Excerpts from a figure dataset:
+++

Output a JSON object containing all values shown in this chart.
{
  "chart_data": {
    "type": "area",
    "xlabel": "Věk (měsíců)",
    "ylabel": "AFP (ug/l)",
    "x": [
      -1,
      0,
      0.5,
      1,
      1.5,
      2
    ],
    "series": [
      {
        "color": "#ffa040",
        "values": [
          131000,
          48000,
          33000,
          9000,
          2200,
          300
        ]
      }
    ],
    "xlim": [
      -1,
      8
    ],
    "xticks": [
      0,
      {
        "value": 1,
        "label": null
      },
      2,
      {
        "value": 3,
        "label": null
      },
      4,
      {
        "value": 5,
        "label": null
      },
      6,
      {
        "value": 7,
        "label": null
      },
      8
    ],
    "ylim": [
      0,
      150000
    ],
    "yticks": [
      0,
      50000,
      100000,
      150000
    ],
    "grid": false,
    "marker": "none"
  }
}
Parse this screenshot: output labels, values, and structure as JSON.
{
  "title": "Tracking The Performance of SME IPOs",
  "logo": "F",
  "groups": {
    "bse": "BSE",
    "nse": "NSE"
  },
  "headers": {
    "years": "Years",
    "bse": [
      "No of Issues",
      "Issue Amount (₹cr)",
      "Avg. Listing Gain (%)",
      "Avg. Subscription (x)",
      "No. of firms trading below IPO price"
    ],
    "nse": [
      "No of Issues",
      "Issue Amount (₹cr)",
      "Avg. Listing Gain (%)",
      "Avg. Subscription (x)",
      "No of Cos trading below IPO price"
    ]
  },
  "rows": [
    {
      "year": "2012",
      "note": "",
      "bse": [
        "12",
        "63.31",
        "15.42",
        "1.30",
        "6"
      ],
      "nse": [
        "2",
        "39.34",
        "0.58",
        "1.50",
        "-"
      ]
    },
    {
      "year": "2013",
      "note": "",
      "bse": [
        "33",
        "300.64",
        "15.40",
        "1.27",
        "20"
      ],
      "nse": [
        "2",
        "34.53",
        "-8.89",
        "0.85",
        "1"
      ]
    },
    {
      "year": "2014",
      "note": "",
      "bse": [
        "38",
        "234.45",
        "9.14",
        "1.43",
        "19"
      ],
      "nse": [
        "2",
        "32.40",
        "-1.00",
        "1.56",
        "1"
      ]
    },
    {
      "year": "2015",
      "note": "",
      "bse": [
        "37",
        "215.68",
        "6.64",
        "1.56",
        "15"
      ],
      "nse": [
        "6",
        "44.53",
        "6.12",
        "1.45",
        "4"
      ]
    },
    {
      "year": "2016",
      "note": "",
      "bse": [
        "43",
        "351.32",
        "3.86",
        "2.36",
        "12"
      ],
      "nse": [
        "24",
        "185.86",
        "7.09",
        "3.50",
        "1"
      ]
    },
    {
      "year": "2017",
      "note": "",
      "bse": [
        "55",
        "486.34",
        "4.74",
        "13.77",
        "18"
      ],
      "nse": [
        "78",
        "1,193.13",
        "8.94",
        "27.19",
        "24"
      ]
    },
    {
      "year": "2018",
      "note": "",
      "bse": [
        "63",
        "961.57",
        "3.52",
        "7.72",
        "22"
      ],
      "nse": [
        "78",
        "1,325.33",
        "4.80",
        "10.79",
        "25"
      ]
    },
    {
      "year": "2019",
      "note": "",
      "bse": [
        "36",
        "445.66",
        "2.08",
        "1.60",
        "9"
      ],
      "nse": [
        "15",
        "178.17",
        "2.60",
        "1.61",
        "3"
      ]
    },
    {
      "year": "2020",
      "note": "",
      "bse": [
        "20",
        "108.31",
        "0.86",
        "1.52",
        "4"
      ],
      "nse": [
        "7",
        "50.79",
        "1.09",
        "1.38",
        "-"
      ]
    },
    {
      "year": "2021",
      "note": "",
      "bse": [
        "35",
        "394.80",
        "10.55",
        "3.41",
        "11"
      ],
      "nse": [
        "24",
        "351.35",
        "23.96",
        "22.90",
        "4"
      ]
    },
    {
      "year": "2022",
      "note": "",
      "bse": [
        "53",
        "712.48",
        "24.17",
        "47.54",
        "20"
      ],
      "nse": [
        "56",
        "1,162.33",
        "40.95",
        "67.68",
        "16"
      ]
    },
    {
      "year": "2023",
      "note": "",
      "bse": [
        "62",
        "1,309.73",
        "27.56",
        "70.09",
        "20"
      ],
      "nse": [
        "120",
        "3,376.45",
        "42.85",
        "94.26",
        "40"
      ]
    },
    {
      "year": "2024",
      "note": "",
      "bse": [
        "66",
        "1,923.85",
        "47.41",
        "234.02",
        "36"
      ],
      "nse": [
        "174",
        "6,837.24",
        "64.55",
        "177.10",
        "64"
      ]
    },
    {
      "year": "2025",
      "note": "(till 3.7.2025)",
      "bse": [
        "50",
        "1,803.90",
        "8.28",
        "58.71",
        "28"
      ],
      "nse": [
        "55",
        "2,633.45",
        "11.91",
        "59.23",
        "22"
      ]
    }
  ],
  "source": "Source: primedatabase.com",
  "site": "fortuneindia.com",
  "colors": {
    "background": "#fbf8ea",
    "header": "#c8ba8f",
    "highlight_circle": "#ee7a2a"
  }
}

+++

◆ **EXERCISE REQUIREMENTS**:
Each line of the listing should be copied exactly.

◆ **ANSWER TO THIS TASK**:
Output a JSON object containing all values shown in this chart.
{
  "chart_data": {
    "type": "area",
    "xlabel": "Věk (měsíců)",
    "ylabel": "AFP (ug/l)",
    "x": [
      -1,
      0,
      0.5,
      1,
      1.5,
      2
    ],
    "series": [
      {
        "color": "#ffa040",
        "values": [
          131000,
          48000,
          33000,
          9000,
          2200,
          300
        ]
      }
    ],
    "xlim": [
      -1,
      8
    ],
    "xticks": [
      0,
      {
        "value": 1,
        "label": null
      },
      2,
      {
        "value": 3,
        "label": null
      },
      4,
      {
        "value": 5,
        "label": null
      },
      6,
      {
        "value": 7,
        "label": null
      },
      8
    ],
    "ylim": [
      0,
      150000
    ],
    "yticks": [
      0,
      50000,
      100000,
      150000
    ],
    "grid": false,
    "marker": "none"
  }
}
Parse this screenshot: output labels, values, and structure as JSON.
{
  "title": "Tracking The Performance of SME IPOs",
  "logo": "F",
  "groups": {
    "bse": "BSE",
    "nse": "NSE"
  },
  "headers": {
    "years": "Years",
    "bse": [
      "No of Issues",
      "Issue Amount (₹cr)",
      "Avg. Listing Gain (%)",
      "Avg. Subscription (x)",
      "No. of firms trading below IPO price"
    ],
    "nse": [
      "No of Issues",
      "Issue Amount (₹cr)",
      "Avg. Listing Gain (%)",
      "Avg. Subscription (x)",
      "No of Cos trading below IPO price"
    ]
  },
  "rows": [
    {
      "year": "2012",
      "note": "",
      "bse": [
        "12",
        "63.31",
        "15.42",
        "1.30",
        "6"
      ],
      "nse": [
        "2",
        "39.34",
        "0.58",
        "1.50",
        "-"
      ]
    },
    {
      "year": "2013",
      "note": "",
      "bse": [
        "33",
        "300.64",
        "15.40",
        "1.27",
        "20"
      ],
      "nse": [
        "2",
        "34.53",
        "-8.89",
        "0.85",
        "1"
      ]
    },
    {
      "year": "2014",
      "note": "",
      "bse": [
        "38",
        "234.45",
        "9.14",
        "1.43",
        "19"
      ],
      "nse": [
        "2",
        "32.40",
        "-1.00",
        "1.56",
        "1"
      ]
    },
    {
      "year": "2015",
      "note": "",
      "bse": [
        "37",
        "215.68",
        "6.64",
        "1.56",
        "15"
      ],
      "nse": [
        "6",
        "44.53",
        "6.12",
        "1.45",
        "4"
      ]
    },
    {
      "year": "2016",
      "note": "",
      "bse": [
        "43",
        "351.32",
        "3.86",
        "2.36",
        "12"
      ],
      "nse": [
        "24",
        "185.86",
        "7.09",
        "3.50",
        "1"
      ]
    },
    {
      "year": "2017",
      "note": "",
      "bse": [
        "55",
        "486.34",
        "4.74",
        "13.77",
        "18"
      ],
      "nse": [
        "78",
        "1,193.13",
        "8.94",
        "27.19",
        "24"
      ]
    },
    {
      "year": "2018",
      "note": "",
      "bse": [
        "63",
        "961.57",
        "3.52",
        "7.72",
        "22"
      ],
      "nse": [
        "78",
        "1,325.33",
        "4.80",
        "10.79",
        "25"
      ]
    },
    {
      "year": "2019",
      "note": "",
      "bse": [
        "36",
        "445.66",
        "2.08",
        "1.60",
        "9"
      ],
      "nse": [
        "15",
        "178.17",
        "2.60",
        "1.61",
        "3"
      ]
    },
    {
      "year": "2020",
      "note": "",
      "bse": [
        "20",
        "108.31",
        "0.86",
        "1.52",
        "4"
      ],
      "nse": [
        "7",
        "50.79",
        "1.09",
        "1.38",
        "-"
      ]
    },
    {
      "year": "2021",
      "note": "",
      "bse": [
        "35",
        "394.80",
        "10.55",
        "3.41",
        "11"
      ],
      "nse": [
        "24",
        "351.35",
        "23.96",
        "22.90",
        "4"
      ]
    },
    {
      "year": "2022",
      "note": "",
      "bse": [
        "53",
        "712.48",
        "24.17",
        "47.54",
        "20"
      ],
      "nse": [
        "56",
        "1,162.33",
        "40.95",
        "67.68",
        "16"
      ]
    },
    {
      "year": "2023",
      "note": "",
      "bse": [
        "62",
        "1,309.73",
        "27.56",
        "70.09",
        "20"
      ],
      "nse": [
        "120",
        "3,376.45",
        "42.85",
        "94.26",
        "40"
      ]
    },
    {
      "year": "2024",
      "note": "",
      "bse": [
        "66",
        "1,923.85",
        "47.41",
        "234.02",
        "36"
      ],
      "nse": [
        "174",
        "6,837.24",
        "64.55",
        "177.10",
        "64"
      ]
    },
    {
      "year": "2025",
      "note": "(till 3.7.2025)",
      "bse": [
        "50",
        "1,803.90",
        "8.28",
        "58.71",
        "28"
      ],
      "nse": [
        "55",
        "2,633.45",
        "11.91",
        "59.23",
        "22"
      ]
    }
  ],
  "source": "Source: primedatabase.com",
  "site": "fortuneindia.com",
  "colors": {
    "background": "#fbf8ea",
    "header": "#c8ba8f",
    "highlight_circle": "#ee7a2a"
  }
}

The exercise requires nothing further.